> Task directions:
Answer these questions from the abstract on the H. pylori XGPRTase enzyme:
1. What technique was used to measure XGPRTase activity in the cytosolic fraction of H. pylori?
2. How does the XGPRTase sequence compare with equivalent mammalian enzymes?
3. In which domain did H. pylori XGPRTase differ significantly from other purine salvage phosphoribosyltransferases?

[[ Excerpted text open ]]

Xanthine–guanine phosphoribosyltransferase (XGPRTase) is an enzyme of purine nucleotide salvage synthesis. The gpt gene of Helicobacter pylori has been annotated as encoding an XGPRTase and proposed as essential for survival of the bacterium in vitro. The aims of this work were to investigate the structure of H. pylori XGPRTase and to compare the key features of the enzyme to other phosphoribosyltransferases employing computational, modelling, and bioinformatic tools.Materials and Methods
XGPRTase activity was measured in the cytosolic fraction of H. pylori by 31P-nuclear magnetic resonance spectroscopy, and also in recombinant XGPRTase produced by a cell-free expression system. Bioinformatics was employed to analyze the phylogeny of XGPRTase, and a structural model of the XGPRTase was built using threading techniques. The observed interactions of purine phosphoribosyltransferases with immucillin-GP were used to study the theoretical interactions of H. pylori XGPRTase with this transition-state analog.Results
It was demonstrated that the gpt gene of H. pylori encodes a functional XGPRTase enzyme. Analyses of the XGPRTase sequence showed that the enzyme is significantly divergent from equivalent mammalian enzymes. Modelling served to identify specific features of the enzyme and key residues involved in catalysis.Conclusions
The H. pylori XGPRTase is structurally similar to other phosphoribosyltransferase enzymes, but there were significant differences between the hood domain of H. pylori XGPRTase and other purine salvage phosphoribosyltransferases. Significant differences were found between the interactions of the H. pylori and human enzymes with a purine phosphoribosyltransferase inhibitor.

[[ Excerpted text closed ]]
[[ Information given open ]]

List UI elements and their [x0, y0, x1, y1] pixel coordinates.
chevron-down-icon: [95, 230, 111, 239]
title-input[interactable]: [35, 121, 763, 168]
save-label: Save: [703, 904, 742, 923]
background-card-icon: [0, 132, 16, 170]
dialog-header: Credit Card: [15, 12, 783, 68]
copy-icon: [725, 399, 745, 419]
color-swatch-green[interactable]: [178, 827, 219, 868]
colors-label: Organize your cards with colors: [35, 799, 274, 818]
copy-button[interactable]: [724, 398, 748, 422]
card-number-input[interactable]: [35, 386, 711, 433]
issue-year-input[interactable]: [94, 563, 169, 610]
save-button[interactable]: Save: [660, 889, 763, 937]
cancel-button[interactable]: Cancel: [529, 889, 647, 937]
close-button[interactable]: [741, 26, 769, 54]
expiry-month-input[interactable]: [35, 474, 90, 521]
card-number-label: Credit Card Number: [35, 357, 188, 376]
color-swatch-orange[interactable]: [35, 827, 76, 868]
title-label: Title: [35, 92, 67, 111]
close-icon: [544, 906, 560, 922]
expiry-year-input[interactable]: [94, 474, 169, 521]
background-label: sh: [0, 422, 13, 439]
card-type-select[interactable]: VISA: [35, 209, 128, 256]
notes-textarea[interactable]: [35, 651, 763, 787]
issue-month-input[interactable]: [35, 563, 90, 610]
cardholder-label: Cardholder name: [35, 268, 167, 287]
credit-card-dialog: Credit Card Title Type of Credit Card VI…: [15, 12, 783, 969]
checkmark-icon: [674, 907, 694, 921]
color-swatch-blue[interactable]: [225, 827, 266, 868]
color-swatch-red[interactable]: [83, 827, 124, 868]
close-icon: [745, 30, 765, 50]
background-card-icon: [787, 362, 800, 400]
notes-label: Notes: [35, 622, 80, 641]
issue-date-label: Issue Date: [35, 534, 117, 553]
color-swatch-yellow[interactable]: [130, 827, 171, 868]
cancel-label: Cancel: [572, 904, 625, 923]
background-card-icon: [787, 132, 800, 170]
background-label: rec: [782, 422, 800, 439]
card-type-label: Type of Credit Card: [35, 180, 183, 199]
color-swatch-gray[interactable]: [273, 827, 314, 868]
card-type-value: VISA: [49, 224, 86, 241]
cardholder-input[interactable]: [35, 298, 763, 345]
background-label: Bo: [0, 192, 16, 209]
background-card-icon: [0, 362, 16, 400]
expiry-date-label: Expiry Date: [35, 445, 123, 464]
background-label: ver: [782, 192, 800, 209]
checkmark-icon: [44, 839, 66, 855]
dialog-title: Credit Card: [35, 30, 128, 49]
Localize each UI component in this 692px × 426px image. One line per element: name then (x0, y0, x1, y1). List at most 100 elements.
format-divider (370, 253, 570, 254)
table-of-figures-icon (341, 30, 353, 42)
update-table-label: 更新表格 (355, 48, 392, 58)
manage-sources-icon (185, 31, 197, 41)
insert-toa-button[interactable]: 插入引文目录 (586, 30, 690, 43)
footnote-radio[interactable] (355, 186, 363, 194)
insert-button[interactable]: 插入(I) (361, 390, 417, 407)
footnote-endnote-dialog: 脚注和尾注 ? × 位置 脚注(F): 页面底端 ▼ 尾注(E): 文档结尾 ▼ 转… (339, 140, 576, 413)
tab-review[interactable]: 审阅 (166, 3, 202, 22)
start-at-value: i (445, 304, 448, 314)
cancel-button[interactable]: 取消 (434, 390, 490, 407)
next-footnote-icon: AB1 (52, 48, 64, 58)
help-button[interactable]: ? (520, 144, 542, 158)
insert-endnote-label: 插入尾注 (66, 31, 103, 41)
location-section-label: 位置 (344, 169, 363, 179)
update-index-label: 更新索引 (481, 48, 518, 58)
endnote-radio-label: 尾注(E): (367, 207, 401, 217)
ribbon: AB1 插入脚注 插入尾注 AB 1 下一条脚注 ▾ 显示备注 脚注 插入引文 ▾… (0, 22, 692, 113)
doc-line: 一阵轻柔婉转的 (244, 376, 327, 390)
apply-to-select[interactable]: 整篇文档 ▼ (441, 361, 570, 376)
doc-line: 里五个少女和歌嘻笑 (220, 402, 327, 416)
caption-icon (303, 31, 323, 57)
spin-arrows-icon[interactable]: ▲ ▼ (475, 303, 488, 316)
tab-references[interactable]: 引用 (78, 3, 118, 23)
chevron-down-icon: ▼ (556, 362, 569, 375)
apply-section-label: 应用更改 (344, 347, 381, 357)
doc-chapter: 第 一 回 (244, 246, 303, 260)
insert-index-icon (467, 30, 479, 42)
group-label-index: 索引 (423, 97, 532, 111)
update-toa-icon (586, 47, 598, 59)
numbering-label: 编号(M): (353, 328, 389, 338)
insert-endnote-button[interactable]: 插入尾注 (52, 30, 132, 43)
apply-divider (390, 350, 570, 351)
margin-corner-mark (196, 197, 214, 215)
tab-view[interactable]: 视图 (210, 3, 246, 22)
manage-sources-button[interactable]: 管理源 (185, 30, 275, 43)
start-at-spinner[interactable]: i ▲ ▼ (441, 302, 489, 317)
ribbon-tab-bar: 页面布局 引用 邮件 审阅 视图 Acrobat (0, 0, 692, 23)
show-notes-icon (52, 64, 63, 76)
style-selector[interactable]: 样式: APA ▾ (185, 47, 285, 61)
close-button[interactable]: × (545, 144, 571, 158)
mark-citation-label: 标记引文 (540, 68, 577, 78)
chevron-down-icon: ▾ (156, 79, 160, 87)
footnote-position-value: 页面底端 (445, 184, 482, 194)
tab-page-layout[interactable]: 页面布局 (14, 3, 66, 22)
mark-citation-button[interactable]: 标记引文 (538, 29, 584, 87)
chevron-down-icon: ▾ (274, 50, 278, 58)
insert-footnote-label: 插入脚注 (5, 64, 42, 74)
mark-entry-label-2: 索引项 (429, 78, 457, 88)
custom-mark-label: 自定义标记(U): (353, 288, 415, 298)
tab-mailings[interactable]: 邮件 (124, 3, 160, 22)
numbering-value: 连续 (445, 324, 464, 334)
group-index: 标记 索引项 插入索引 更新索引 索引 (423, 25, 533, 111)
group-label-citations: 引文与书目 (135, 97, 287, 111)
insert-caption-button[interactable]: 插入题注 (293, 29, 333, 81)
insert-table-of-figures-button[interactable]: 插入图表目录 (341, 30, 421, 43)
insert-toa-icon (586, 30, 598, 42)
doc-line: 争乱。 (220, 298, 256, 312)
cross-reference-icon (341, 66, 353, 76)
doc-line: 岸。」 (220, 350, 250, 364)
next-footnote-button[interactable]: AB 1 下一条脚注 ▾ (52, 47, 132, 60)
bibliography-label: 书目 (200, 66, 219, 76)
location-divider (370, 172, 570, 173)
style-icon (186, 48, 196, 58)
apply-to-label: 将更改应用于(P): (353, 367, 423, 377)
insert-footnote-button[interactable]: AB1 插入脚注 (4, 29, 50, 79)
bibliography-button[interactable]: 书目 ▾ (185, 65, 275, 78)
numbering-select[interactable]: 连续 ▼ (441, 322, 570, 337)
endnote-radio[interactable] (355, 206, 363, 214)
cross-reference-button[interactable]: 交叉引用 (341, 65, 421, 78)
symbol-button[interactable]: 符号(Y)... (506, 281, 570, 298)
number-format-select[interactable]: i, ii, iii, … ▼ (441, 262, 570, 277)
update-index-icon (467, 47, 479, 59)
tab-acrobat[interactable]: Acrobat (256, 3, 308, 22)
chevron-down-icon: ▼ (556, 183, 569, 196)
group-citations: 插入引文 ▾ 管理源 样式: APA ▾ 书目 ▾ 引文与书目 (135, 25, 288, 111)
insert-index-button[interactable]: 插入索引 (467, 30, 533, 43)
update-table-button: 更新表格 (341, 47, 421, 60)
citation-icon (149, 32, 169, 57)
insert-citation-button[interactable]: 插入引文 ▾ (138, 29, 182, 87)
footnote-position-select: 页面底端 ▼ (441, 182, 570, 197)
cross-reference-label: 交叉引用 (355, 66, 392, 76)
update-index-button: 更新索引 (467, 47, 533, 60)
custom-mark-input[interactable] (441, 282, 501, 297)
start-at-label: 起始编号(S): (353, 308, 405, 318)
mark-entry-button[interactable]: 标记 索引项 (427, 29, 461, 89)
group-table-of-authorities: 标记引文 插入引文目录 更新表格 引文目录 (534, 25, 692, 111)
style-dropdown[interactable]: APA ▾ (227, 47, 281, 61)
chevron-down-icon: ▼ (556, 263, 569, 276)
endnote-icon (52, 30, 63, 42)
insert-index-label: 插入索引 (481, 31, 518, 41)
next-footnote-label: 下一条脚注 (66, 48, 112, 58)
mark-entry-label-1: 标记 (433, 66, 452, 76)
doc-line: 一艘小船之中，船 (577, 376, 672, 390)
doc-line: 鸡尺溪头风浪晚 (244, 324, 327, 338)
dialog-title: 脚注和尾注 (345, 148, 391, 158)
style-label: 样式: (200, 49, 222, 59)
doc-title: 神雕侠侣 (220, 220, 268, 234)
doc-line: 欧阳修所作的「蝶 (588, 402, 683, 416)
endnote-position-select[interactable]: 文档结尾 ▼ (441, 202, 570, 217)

[[ Information given closed ]]

> Reply:
1. 31P-nuclear magnetic resonance spectroscopy.
2. It is significantly divergent from them.
3. The hood domain.